* START *
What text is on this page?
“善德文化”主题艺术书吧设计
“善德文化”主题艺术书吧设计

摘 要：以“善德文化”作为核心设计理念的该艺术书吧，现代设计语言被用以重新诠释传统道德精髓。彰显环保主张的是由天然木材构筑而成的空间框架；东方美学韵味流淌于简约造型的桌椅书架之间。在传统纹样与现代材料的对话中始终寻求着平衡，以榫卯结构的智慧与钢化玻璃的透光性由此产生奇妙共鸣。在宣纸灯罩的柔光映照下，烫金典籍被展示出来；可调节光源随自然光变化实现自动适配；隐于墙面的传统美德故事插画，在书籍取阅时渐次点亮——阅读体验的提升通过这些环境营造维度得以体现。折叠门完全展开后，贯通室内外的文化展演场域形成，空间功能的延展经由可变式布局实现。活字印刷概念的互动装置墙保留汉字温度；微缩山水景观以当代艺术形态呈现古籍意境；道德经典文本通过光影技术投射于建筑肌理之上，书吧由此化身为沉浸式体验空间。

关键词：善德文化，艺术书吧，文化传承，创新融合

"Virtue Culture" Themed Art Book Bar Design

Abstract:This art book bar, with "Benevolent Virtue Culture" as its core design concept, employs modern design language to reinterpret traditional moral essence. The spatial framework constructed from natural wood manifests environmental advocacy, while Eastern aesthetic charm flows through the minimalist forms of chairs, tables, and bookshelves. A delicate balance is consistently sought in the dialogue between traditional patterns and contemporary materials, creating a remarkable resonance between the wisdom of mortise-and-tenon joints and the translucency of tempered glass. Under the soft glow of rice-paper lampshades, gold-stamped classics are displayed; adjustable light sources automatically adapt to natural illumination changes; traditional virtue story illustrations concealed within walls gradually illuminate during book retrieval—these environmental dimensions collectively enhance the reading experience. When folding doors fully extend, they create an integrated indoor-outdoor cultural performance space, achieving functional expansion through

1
* END *
WORK INSTRUCTIONS
Each record above should be restated word for word.

THE COMPLETED TASK
What text is on this page?
“善德文化”主题艺术书吧设计
“善德文化”主题艺术书吧设计

摘 要：以“善德文化”作为核心设计理念的该艺术书吧，现代设计语言被用以重新诠释传统道德精髓。彰显环保主张的是由天然木材构筑而成的空间框架；东方美学韵味流淌于简约造型的桌椅书架之间。在传统纹样与现代材料的对话中始终寻求着平衡，以榫卯结构的智慧与钢化玻璃的透光性由此产生奇妙共鸣。在宣纸灯罩的柔光映照下，烫金典籍被展示出来；可调节光源随自然光变化实现自动适配；隐于墙面的传统美德故事插画，在书籍取阅时渐次点亮——阅读体验的提升通过这些环境营造维度得以体现。折叠门完全展开后，贯通室内外的文化展演场域形成，空间功能的延展经由可变式布局实现。活字印刷概念的互动装置墙保留汉字温度；微缩山水景观以当代艺术形态呈现古籍意境；道德经典文本通过光影技术投射于建筑肌理之上，书吧由此化身为沉浸式体验空间。

关键词：善德文化，艺术书吧，文化传承，创新融合

"Virtue Culture" Themed Art Book Bar Design

Abstract:This art book bar, with "Benevolent Virtue Culture" as its core design concept, employs modern design language to reinterpret traditional moral essence. The spatial framework constructed from natural wood manifests environmental advocacy, while Eastern aesthetic charm flows through the minimalist forms of chairs, tables, and bookshelves. A delicate balance is consistently sought in the dialogue between traditional patterns and contemporary materials, creating a remarkable resonance between the wisdom of mortise-and-tenon joints and the translucency of tempered glass. Under the soft glow of rice-paper lampshades, gold-stamped classics are displayed; adjustable light sources automatically adapt to natural illumination changes; traditional virtue story illustrations concealed within walls gradually illuminate during book retrieval—these environmental dimensions collectively enhance the reading experience. When folding doors fully extend, they create an integrated indoor-outdoor cultural performance space, achieving functional expansion through

1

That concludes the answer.